Written request: Say how many lines contain "Best", using only the number.
»»
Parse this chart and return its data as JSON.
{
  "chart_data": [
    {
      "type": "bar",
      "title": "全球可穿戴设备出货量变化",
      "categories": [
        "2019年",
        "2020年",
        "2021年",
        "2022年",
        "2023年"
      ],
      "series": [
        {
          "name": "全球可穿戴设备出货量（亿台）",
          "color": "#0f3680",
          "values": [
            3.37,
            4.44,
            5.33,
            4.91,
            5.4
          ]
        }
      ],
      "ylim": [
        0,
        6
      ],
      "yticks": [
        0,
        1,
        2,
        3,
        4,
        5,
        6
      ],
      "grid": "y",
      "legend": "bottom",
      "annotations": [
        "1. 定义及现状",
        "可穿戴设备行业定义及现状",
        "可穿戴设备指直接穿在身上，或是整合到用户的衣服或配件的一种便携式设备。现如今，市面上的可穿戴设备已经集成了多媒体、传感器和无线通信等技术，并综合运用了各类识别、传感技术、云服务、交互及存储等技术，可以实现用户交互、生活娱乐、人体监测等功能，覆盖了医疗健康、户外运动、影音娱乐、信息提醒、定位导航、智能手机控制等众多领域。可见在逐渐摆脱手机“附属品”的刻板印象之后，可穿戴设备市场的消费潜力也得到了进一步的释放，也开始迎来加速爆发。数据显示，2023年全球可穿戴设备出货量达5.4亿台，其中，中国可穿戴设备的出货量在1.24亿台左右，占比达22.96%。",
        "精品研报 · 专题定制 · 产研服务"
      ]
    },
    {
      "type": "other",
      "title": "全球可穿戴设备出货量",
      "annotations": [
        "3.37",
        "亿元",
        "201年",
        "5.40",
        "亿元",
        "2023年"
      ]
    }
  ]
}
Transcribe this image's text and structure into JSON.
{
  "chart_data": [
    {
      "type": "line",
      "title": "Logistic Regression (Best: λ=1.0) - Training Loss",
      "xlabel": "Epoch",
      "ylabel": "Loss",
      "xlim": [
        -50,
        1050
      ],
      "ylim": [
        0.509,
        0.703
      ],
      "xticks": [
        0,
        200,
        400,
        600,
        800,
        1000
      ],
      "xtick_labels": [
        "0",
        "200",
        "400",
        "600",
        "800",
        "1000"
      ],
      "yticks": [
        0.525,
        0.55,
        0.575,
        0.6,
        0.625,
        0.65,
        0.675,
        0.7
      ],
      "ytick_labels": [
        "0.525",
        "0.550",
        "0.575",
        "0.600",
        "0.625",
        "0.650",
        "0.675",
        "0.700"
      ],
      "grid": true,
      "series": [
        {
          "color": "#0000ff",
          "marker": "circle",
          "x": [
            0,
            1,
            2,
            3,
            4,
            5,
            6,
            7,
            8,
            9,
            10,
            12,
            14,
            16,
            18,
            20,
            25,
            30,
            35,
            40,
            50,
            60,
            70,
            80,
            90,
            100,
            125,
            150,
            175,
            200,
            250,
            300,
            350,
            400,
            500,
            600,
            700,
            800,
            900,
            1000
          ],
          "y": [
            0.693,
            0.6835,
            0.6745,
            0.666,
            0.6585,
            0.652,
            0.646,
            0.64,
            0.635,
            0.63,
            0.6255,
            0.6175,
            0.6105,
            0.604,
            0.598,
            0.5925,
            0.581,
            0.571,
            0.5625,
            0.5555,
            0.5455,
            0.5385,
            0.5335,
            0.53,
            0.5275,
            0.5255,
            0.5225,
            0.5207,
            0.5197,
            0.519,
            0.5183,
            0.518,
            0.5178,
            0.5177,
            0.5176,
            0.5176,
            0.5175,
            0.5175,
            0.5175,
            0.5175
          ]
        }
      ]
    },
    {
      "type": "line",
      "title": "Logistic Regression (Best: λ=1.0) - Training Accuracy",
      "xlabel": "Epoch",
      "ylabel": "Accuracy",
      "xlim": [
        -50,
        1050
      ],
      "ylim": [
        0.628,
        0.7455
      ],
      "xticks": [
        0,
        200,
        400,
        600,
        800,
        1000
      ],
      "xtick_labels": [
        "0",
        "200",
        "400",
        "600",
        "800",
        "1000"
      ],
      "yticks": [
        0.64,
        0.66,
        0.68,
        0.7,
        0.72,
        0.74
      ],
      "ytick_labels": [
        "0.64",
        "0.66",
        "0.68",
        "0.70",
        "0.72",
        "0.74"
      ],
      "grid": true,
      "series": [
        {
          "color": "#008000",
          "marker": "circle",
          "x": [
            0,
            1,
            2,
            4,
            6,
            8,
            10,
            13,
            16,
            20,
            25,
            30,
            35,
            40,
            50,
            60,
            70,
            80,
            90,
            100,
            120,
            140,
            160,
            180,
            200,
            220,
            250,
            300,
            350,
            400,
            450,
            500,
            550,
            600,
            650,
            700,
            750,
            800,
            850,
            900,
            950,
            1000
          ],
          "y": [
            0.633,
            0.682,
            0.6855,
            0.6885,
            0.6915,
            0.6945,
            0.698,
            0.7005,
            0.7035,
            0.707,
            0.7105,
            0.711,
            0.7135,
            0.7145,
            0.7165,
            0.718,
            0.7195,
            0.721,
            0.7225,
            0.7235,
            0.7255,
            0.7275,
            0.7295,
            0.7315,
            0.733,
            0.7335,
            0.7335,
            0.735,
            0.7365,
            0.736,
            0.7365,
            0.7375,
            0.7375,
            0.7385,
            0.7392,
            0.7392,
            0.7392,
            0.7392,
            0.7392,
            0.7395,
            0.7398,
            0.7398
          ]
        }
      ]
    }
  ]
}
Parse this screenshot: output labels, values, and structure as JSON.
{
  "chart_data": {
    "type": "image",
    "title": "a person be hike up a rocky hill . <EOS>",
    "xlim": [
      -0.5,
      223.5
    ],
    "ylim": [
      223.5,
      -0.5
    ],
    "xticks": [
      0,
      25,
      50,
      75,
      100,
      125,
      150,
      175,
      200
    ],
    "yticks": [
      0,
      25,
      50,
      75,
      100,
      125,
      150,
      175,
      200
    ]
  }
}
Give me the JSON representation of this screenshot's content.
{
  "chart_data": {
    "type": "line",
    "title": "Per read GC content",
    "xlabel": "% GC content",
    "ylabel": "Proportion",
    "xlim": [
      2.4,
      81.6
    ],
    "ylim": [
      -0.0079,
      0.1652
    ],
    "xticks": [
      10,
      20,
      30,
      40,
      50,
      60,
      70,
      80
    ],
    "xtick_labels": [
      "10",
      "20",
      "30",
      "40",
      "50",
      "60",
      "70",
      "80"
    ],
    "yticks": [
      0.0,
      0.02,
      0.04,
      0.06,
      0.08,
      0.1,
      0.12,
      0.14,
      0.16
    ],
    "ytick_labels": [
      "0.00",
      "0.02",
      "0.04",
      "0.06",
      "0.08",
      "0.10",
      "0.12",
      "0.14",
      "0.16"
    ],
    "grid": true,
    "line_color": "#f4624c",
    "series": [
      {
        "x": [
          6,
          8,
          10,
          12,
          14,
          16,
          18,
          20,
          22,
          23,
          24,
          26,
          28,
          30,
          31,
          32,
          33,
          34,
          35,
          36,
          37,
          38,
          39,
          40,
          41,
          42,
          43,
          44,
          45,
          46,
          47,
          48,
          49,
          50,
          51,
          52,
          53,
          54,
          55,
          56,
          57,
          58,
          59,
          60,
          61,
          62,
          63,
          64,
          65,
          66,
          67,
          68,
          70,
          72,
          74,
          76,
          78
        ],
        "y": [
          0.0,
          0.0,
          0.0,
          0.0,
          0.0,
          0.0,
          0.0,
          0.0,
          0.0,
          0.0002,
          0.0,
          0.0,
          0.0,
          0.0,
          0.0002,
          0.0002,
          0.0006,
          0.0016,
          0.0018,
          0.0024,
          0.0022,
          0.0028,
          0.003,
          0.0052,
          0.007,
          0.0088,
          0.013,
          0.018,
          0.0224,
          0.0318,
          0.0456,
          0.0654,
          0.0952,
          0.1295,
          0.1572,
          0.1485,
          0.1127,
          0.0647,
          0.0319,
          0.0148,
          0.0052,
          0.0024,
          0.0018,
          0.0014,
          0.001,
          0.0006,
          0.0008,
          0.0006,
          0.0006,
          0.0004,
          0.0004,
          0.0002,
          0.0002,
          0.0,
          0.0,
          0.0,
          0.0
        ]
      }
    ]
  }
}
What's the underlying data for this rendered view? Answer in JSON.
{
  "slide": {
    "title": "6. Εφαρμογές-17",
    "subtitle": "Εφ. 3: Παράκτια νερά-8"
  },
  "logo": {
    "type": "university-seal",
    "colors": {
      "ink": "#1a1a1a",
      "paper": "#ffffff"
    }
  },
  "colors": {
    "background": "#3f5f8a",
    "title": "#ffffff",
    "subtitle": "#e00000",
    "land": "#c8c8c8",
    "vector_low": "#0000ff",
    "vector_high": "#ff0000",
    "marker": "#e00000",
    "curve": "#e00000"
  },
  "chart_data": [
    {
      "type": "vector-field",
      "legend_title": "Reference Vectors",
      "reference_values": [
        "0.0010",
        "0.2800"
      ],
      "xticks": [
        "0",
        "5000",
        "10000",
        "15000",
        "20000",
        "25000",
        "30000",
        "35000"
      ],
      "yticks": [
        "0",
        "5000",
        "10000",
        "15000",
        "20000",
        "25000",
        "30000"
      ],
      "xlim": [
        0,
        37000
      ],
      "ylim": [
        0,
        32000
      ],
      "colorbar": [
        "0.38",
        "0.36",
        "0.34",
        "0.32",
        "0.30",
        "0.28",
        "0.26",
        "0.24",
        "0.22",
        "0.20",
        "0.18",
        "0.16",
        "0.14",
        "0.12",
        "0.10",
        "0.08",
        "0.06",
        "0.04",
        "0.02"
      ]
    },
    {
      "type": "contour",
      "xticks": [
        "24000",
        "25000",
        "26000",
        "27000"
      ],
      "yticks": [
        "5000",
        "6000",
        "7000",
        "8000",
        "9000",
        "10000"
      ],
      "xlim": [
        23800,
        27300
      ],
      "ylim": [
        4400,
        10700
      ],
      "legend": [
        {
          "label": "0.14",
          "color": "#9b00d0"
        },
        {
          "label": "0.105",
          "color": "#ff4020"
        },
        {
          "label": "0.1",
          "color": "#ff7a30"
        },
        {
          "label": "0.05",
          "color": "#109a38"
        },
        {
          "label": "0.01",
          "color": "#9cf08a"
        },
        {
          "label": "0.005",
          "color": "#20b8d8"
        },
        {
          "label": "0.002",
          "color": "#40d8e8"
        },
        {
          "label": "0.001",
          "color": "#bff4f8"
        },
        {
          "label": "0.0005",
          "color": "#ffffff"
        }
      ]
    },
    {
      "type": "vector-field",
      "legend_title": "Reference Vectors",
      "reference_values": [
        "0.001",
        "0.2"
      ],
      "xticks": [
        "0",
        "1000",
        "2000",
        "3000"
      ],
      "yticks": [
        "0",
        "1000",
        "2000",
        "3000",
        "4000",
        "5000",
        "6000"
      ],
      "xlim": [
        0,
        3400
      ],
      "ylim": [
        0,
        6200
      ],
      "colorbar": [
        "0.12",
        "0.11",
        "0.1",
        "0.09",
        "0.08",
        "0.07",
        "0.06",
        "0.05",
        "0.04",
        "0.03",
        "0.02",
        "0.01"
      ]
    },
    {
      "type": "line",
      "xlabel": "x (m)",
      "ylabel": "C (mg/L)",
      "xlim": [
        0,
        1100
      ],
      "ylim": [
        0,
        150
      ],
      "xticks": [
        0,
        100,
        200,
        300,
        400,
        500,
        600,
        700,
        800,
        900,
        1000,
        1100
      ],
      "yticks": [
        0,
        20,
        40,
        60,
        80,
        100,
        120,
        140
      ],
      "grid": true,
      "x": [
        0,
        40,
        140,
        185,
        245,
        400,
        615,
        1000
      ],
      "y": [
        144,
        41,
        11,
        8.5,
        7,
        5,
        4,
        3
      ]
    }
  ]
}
««
Result below: 2